**WHAT IS NEEDED:**
Give back the full listing, character for character, with no pictures.
--- RECORDS SUPPLIED ---
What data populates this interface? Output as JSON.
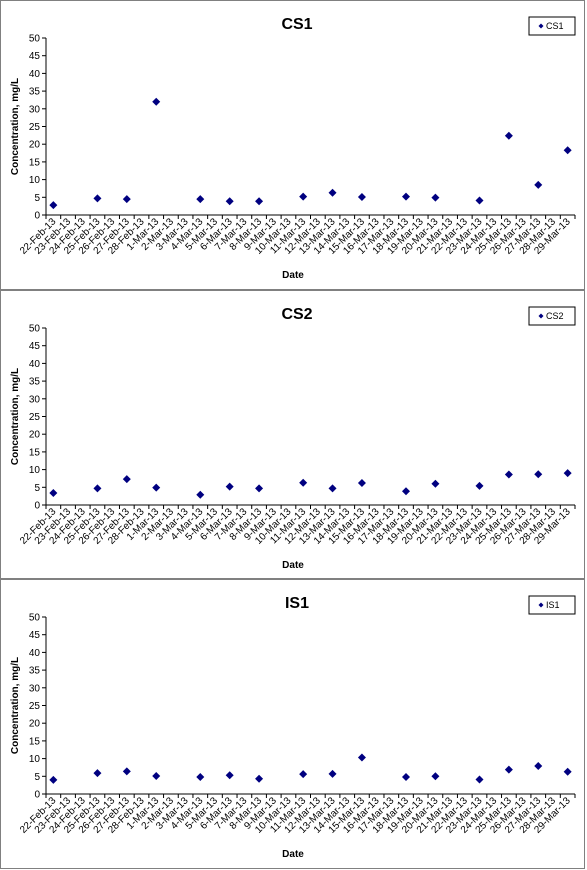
{
  "marker_color": "#000080",
  "x_dates": [
    "22-Feb-13",
    "23-Feb-13",
    "24-Feb-13",
    "25-Feb-13",
    "26-Feb-13",
    "27-Feb-13",
    "28-Feb-13",
    "1-Mar-13",
    "2-Mar-13",
    "3-Mar-13",
    "4-Mar-13",
    "5-Mar-13",
    "6-Mar-13",
    "7-Mar-13",
    "8-Mar-13",
    "9-Mar-13",
    "10-Mar-13",
    "11-Mar-13",
    "12-Mar-13",
    "13-Mar-13",
    "14-Mar-13",
    "15-Mar-13",
    "16-Mar-13",
    "17-Mar-13",
    "18-Mar-13",
    "19-Mar-13",
    "20-Mar-13",
    "21-Mar-13",
    "22-Mar-13",
    "23-Mar-13",
    "24-Mar-13",
    "25-Mar-13",
    "26-Mar-13",
    "27-Mar-13",
    "28-Mar-13",
    "29-Mar-13"
  ],
  "chart_data": [
    {
      "type": "scatter",
      "title": "CS1",
      "xlabel": "Date",
      "ylabel": "Concentration, mg/L",
      "ylim": [
        0,
        50
      ],
      "yticks": [
        "0",
        "5",
        "10",
        "15",
        "20",
        "25",
        "30",
        "35",
        "40",
        "45",
        "50"
      ],
      "legend_position": "top-right",
      "grid": false,
      "series": [
        {
          "name": "CS1",
          "x": [
            "22-Feb-13",
            "25-Feb-13",
            "27-Feb-13",
            "1-Mar-13",
            "4-Mar-13",
            "6-Mar-13",
            "8-Mar-13",
            "11-Mar-13",
            "13-Mar-13",
            "15-Mar-13",
            "18-Mar-13",
            "20-Mar-13",
            "23-Mar-13",
            "25-Mar-13",
            "27-Mar-13",
            "29-Mar-13"
          ],
          "y": [
            2.8,
            4.7,
            4.5,
            32.0,
            4.5,
            3.9,
            3.9,
            5.2,
            6.3,
            5.1,
            5.2,
            4.9,
            4.1,
            22.4,
            8.5,
            18.3
          ]
        }
      ]
    },
    {
      "type": "scatter",
      "title": "CS2",
      "xlabel": "Date",
      "ylabel": "Concentration, mg/L",
      "ylim": [
        0,
        50
      ],
      "yticks": [
        "0",
        "5",
        "10",
        "15",
        "20",
        "25",
        "30",
        "35",
        "40",
        "45",
        "50"
      ],
      "legend_position": "top-right",
      "grid": false,
      "series": [
        {
          "name": "CS2",
          "x": [
            "22-Feb-13",
            "25-Feb-13",
            "27-Feb-13",
            "1-Mar-13",
            "4-Mar-13",
            "6-Mar-13",
            "8-Mar-13",
            "11-Mar-13",
            "13-Mar-13",
            "15-Mar-13",
            "18-Mar-13",
            "20-Mar-13",
            "23-Mar-13",
            "25-Mar-13",
            "27-Mar-13",
            "29-Mar-13"
          ],
          "y": [
            3.4,
            4.7,
            7.3,
            4.9,
            2.9,
            5.2,
            4.7,
            6.3,
            4.7,
            6.2,
            3.9,
            6.0,
            5.4,
            8.6,
            8.7,
            9.0
          ]
        }
      ]
    },
    {
      "type": "scatter",
      "title": "IS1",
      "xlabel": "Date",
      "ylabel": "Concentration, mg/L",
      "ylim": [
        0,
        50
      ],
      "yticks": [
        "0",
        "5",
        "10",
        "15",
        "20",
        "25",
        "30",
        "35",
        "40",
        "45",
        "50"
      ],
      "legend_position": "top-right",
      "grid": false,
      "series": [
        {
          "name": "IS1",
          "x": [
            "22-Feb-13",
            "25-Feb-13",
            "27-Feb-13",
            "1-Mar-13",
            "4-Mar-13",
            "6-Mar-13",
            "8-Mar-13",
            "11-Mar-13",
            "13-Mar-13",
            "15-Mar-13",
            "18-Mar-13",
            "20-Mar-13",
            "23-Mar-13",
            "25-Mar-13",
            "27-Mar-13",
            "29-Mar-13"
          ],
          "y": [
            4.0,
            5.9,
            6.4,
            5.1,
            4.8,
            5.3,
            4.3,
            5.6,
            5.7,
            10.3,
            4.8,
            5.0,
            4.1,
            6.9,
            7.9,
            6.3
          ]
        }
      ]
    }
  ]
}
---
**FINAL RESULT:**
What data populates this interface? Output as JSON.
{
  "marker_color": "#000080",
  "x_dates": [
    "22-Feb-13",
    "23-Feb-13",
    "24-Feb-13",
    "25-Feb-13",
    "26-Feb-13",
    "27-Feb-13",
    "28-Feb-13",
    "1-Mar-13",
    "2-Mar-13",
    "3-Mar-13",
    "4-Mar-13",
    "5-Mar-13",
    "6-Mar-13",
    "7-Mar-13",
    "8-Mar-13",
    "9-Mar-13",
    "10-Mar-13",
    "11-Mar-13",
    "12-Mar-13",
    "13-Mar-13",
    "14-Mar-13",
    "15-Mar-13",
    "16-Mar-13",
    "17-Mar-13",
    "18-Mar-13",
    "19-Mar-13",
    "20-Mar-13",
    "21-Mar-13",
    "22-Mar-13",
    "23-Mar-13",
    "24-Mar-13",
    "25-Mar-13",
    "26-Mar-13",
    "27-Mar-13",
    "28-Mar-13",
    "29-Mar-13"
  ],
  "chart_data": [
    {
      "type": "scatter",
      "title": "CS1",
      "xlabel": "Date",
      "ylabel": "Concentration, mg/L",
      "ylim": [
        0,
        50
      ],
      "yticks": [
        "0",
        "5",
        "10",
        "15",
        "20",
        "25",
        "30",
        "35",
        "40",
        "45",
        "50"
      ],
      "legend_position": "top-right",
      "grid": false,
      "series": [
        {
          "name": "CS1",
          "x": [
            "22-Feb-13",
            "25-Feb-13",
            "27-Feb-13",
            "1-Mar-13",
            "4-Mar-13",
            "6-Mar-13",
            "8-Mar-13",
            "11-Mar-13",
            "13-Mar-13",
            "15-Mar-13",
            "18-Mar-13",
            "20-Mar-13",
            "23-Mar-13",
            "25-Mar-13",
            "27-Mar-13",
            "29-Mar-13"
          ],
          "y": [
            2.8,
            4.7,
            4.5,
            32.0,
            4.5,
            3.9,
            3.9,
            5.2,
            6.3,
            5.1,
            5.2,
            4.9,
            4.1,
            22.4,
            8.5,
            18.3
          ]
        }
      ]
    },
    {
      "type": "scatter",
      "title": "CS2",
      "xlabel": "Date",
      "ylabel": "Concentration, mg/L",
      "ylim": [
        0,
        50
      ],
      "yticks": [
        "0",
        "5",
        "10",
        "15",
        "20",
        "25",
        "30",
        "35",
        "40",
        "45",
        "50"
      ],
      "legend_position": "top-right",
      "grid": false,
      "series": [
        {
          "name": "CS2",
          "x": [
            "22-Feb-13",
            "25-Feb-13",
            "27-Feb-13",
            "1-Mar-13",
            "4-Mar-13",
            "6-Mar-13",
            "8-Mar-13",
            "11-Mar-13",
            "13-Mar-13",
            "15-Mar-13",
            "18-Mar-13",
            "20-Mar-13",
            "23-Mar-13",
            "25-Mar-13",
            "27-Mar-13",
            "29-Mar-13"
          ],
          "y": [
            3.4,
            4.7,
            7.3,
            4.9,
            2.9,
            5.2,
            4.7,
            6.3,
            4.7,
            6.2,
            3.9,
            6.0,
            5.4,
            8.6,
            8.7,
            9.0
          ]
        }
      ]
    },
    {
      "type": "scatter",
      "title": "IS1",
      "xlabel": "Date",
      "ylabel": "Concentration, mg/L",
      "ylim": [
        0,
        50
      ],
      "yticks": [
        "0",
        "5",
        "10",
        "15",
        "20",
        "25",
        "30",
        "35",
        "40",
        "45",
        "50"
      ],
      "legend_position": "top-right",
      "grid": false,
      "series": [
        {
          "name": "IS1",
          "x": [
            "22-Feb-13",
            "25-Feb-13",
            "27-Feb-13",
            "1-Mar-13",
            "4-Mar-13",
            "6-Mar-13",
            "8-Mar-13",
            "11-Mar-13",
            "13-Mar-13",
            "15-Mar-13",
            "18-Mar-13",
            "20-Mar-13",
            "23-Mar-13",
            "25-Mar-13",
            "27-Mar-13",
            "29-Mar-13"
          ],
          "y": [
            4.0,
            5.9,
            6.4,
            5.1,
            4.8,
            5.3,
            4.3,
            5.6,
            5.7,
            10.3,
            4.8,
            5.0,
            4.1,
            6.9,
            7.9,
            6.3
          ]
        }
      ]
    }
  ]
}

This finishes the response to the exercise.